The listing below must be repeated word for word, with its images excluded.

----- PROVIDED DATA -----

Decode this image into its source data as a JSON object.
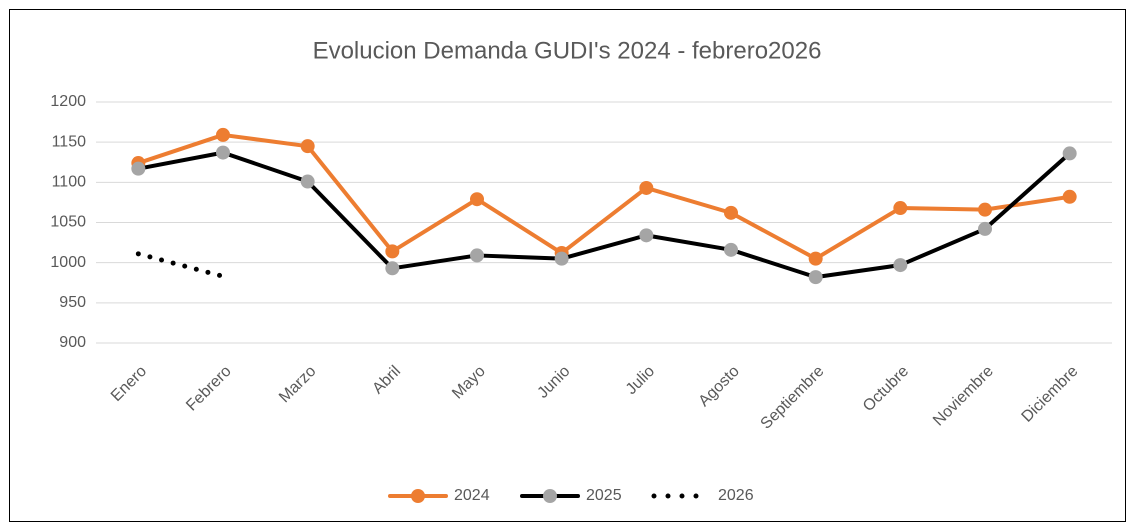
{
  "chart_data": {
    "type": "line",
    "title": "Evolucion Demanda GUDI's 2024 - febrero2026",
    "categories": [
      "Enero",
      "Febrero",
      "Marzo",
      "Abril",
      "Mayo",
      "Junio",
      "Julio",
      "Agosto",
      "Septiembre",
      "Octubre",
      "Noviembre",
      "Diciembre"
    ],
    "series": [
      {
        "name": "2024",
        "color": "#ed7d31",
        "style": "solid",
        "marker": true,
        "values": [
          1124,
          1159,
          1145,
          1014,
          1079,
          1012,
          1093,
          1062,
          1005,
          1068,
          1066,
          1082
        ]
      },
      {
        "name": "2025",
        "color": "#000000",
        "marker_color": "#a5a5a5",
        "style": "solid",
        "marker": true,
        "values": [
          1117,
          1137,
          1101,
          993,
          1009,
          1005,
          1034,
          1016,
          982,
          997,
          1042,
          1136
        ]
      },
      {
        "name": "2026",
        "color": "#000000",
        "style": "dotted",
        "marker": false,
        "values": [
          1011,
          983,
          null,
          null,
          null,
          null,
          null,
          null,
          null,
          null,
          null,
          null
        ]
      }
    ],
    "ylim": [
      900,
      1200
    ],
    "yticks": [
      900,
      950,
      1000,
      1050,
      1100,
      1150,
      1200
    ],
    "grid": true,
    "legend": "bottom"
  }
}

-----

■ **RESULT OF THE TASK**
Decode this image into its source data as a JSON object.
{
  "chart_data": {
    "type": "line",
    "title": "Evolucion Demanda GUDI's 2024 - febrero2026",
    "categories": [
      "Enero",
      "Febrero",
      "Marzo",
      "Abril",
      "Mayo",
      "Junio",
      "Julio",
      "Agosto",
      "Septiembre",
      "Octubre",
      "Noviembre",
      "Diciembre"
    ],
    "series": [
      {
        "name": "2024",
        "color": "#ed7d31",
        "style": "solid",
        "marker": true,
        "values": [
          1124,
          1159,
          1145,
          1014,
          1079,
          1012,
          1093,
          1062,
          1005,
          1068,
          1066,
          1082
        ]
      },
      {
        "name": "2025",
        "color": "#000000",
        "marker_color": "#a5a5a5",
        "style": "solid",
        "marker": true,
        "values": [
          1117,
          1137,
          1101,
          993,
          1009,
          1005,
          1034,
          1016,
          982,
          997,
          1042,
          1136
        ]
      },
      {
        "name": "2026",
        "color": "#000000",
        "style": "dotted",
        "marker": false,
        "values": [
          1011,
          983,
          null,
          null,
          null,
          null,
          null,
          null,
          null,
          null,
          null,
          null
        ]
      }
    ],
    "ylim": [
      900,
      1200
    ],
    "yticks": [
      900,
      950,
      1000,
      1050,
      1100,
      1150,
      1200
    ],
    "grid": true,
    "legend": "bottom"
  }
}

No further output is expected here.